DATA SHOWN.
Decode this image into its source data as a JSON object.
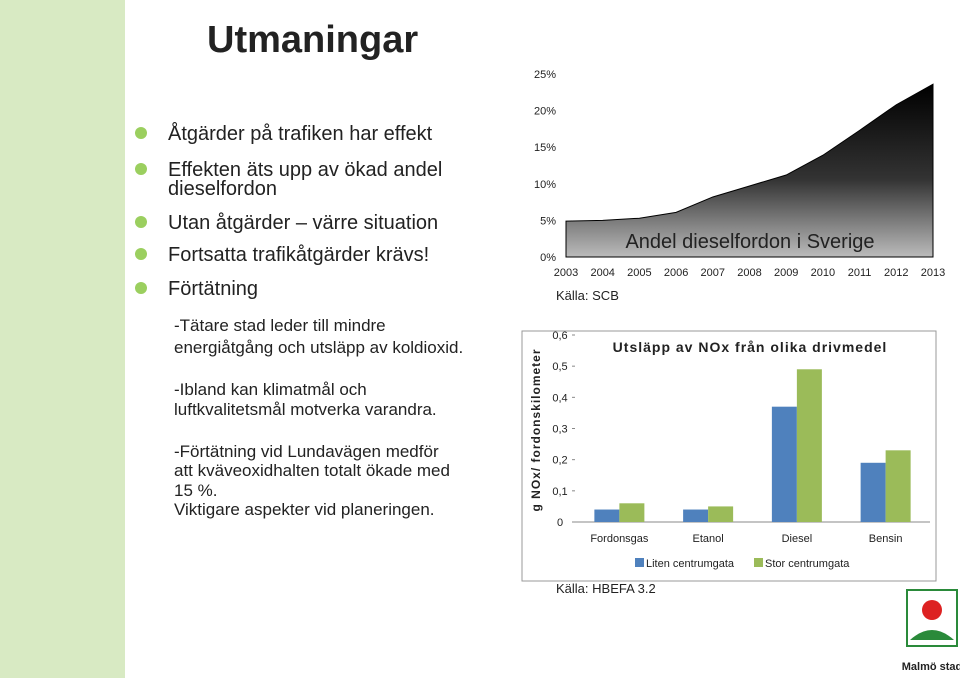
{
  "title": "Utmaningar",
  "bullets": [
    [
      "Åtgärder på trafiken har effekt"
    ],
    [
      "Effekten äts upp av ökad andel",
      "dieselfordon"
    ],
    [
      "Utan åtgärder – värre situation"
    ],
    [
      "Fortsatta trafikåtgärder krävs!"
    ],
    [
      "Förtätning"
    ]
  ],
  "paragraphs": [
    [
      "-Tätare stad leder till mindre",
      "energiåtgång och utsläpp av koldioxid."
    ],
    [
      "-Ibland kan klimatmål och",
      "luftkvalitetsmål motverka varandra."
    ],
    [
      "-Förtätning vid Lundavägen medför",
      "att kväveoxidhalten totalt ökade med",
      "15 %.",
      "Viktigare aspekter vid planeringen."
    ]
  ],
  "logo": {
    "text": "Malmö stad"
  },
  "chart_data": [
    {
      "type": "area",
      "title": "Andel dieselfordon i Sverige",
      "source": "Källa: SCB",
      "x": [
        2003,
        2004,
        2005,
        2006,
        2007,
        2008,
        2009,
        2010,
        2011,
        2012,
        2013
      ],
      "xlim": [
        2003,
        2013
      ],
      "series": [
        {
          "color": "#000000",
          "values": [
            4.9,
            5.0,
            5.3,
            6.1,
            8.2,
            9.7,
            11.2,
            13.9,
            17.3,
            20.8,
            23.6
          ]
        }
      ],
      "ylim": [
        0,
        25
      ],
      "yticks": [
        {
          "value": 0,
          "label": "0%"
        },
        {
          "value": 5,
          "label": "5%"
        },
        {
          "value": 10,
          "label": "10%"
        },
        {
          "value": 15,
          "label": "15%"
        },
        {
          "value": 20,
          "label": "20%"
        },
        {
          "value": 25,
          "label": "25%"
        }
      ]
    },
    {
      "type": "bar",
      "title": "Utsläpp av NOx från olika drivmedel",
      "source": "Källa: HBEFA 3.2",
      "y_label": "g NOx/ fordonskilometer",
      "categories": [
        "Fordonsgas",
        "Etanol",
        "Diesel",
        "Bensin"
      ],
      "series": [
        {
          "name": "Liten centrumgata",
          "color": "#4f81bd",
          "values": [
            0.04,
            0.04,
            0.37,
            0.19
          ]
        },
        {
          "name": "Stor centrumgata",
          "color": "#9bbb59",
          "values": [
            0.06,
            0.05,
            0.49,
            0.23
          ]
        }
      ],
      "ylim": [
        0,
        0.6
      ],
      "yticks": [
        0,
        {
          "value": 0.1,
          "label": "0,1"
        },
        {
          "value": 0.2,
          "label": "0,2"
        },
        {
          "value": 0.3,
          "label": "0,3"
        },
        {
          "value": 0.4,
          "label": "0,4"
        },
        {
          "value": 0.5,
          "label": "0,5"
        },
        {
          "value": 0.6,
          "label": "0,6"
        }
      ]
    }
  ]
}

OBJECTIVE.
Reproduce the entries exactly. Do not carry over any picture.

REPLY.
Decode this image into its source data as a JSON object.
{
  "title": "Utmaningar",
  "bullets": [
    [
      "Åtgärder på trafiken har effekt"
    ],
    [
      "Effekten äts upp av ökad andel",
      "dieselfordon"
    ],
    [
      "Utan åtgärder – värre situation"
    ],
    [
      "Fortsatta trafikåtgärder krävs!"
    ],
    [
      "Förtätning"
    ]
  ],
  "paragraphs": [
    [
      "-Tätare stad leder till mindre",
      "energiåtgång och utsläpp av koldioxid."
    ],
    [
      "-Ibland kan klimatmål och",
      "luftkvalitetsmål motverka varandra."
    ],
    [
      "-Förtätning vid Lundavägen medför",
      "att kväveoxidhalten totalt ökade med",
      "15 %.",
      "Viktigare aspekter vid planeringen."
    ]
  ],
  "logo": {
    "text": "Malmö stad"
  },
  "chart_data": [
    {
      "type": "area",
      "title": "Andel dieselfordon i Sverige",
      "source": "Källa: SCB",
      "x": [
        2003,
        2004,
        2005,
        2006,
        2007,
        2008,
        2009,
        2010,
        2011,
        2012,
        2013
      ],
      "xlim": [
        2003,
        2013
      ],
      "series": [
        {
          "color": "#000000",
          "values": [
            4.9,
            5.0,
            5.3,
            6.1,
            8.2,
            9.7,
            11.2,
            13.9,
            17.3,
            20.8,
            23.6
          ]
        }
      ],
      "ylim": [
        0,
        25
      ],
      "yticks": [
        {
          "value": 0,
          "label": "0%"
        },
        {
          "value": 5,
          "label": "5%"
        },
        {
          "value": 10,
          "label": "10%"
        },
        {
          "value": 15,
          "label": "15%"
        },
        {
          "value": 20,
          "label": "20%"
        },
        {
          "value": 25,
          "label": "25%"
        }
      ]
    },
    {
      "type": "bar",
      "title": "Utsläpp av NOx från olika drivmedel",
      "source": "Källa: HBEFA 3.2",
      "y_label": "g NOx/ fordonskilometer",
      "categories": [
        "Fordonsgas",
        "Etanol",
        "Diesel",
        "Bensin"
      ],
      "series": [
        {
          "name": "Liten centrumgata",
          "color": "#4f81bd",
          "values": [
            0.04,
            0.04,
            0.37,
            0.19
          ]
        },
        {
          "name": "Stor centrumgata",
          "color": "#9bbb59",
          "values": [
            0.06,
            0.05,
            0.49,
            0.23
          ]
        }
      ],
      "ylim": [
        0,
        0.6
      ],
      "yticks": [
        0,
        {
          "value": 0.1,
          "label": "0,1"
        },
        {
          "value": 0.2,
          "label": "0,2"
        },
        {
          "value": 0.3,
          "label": "0,3"
        },
        {
          "value": 0.4,
          "label": "0,4"
        },
        {
          "value": 0.5,
          "label": "0,5"
        },
        {
          "value": 0.6,
          "label": "0,6"
        }
      ]
    }
  ]
}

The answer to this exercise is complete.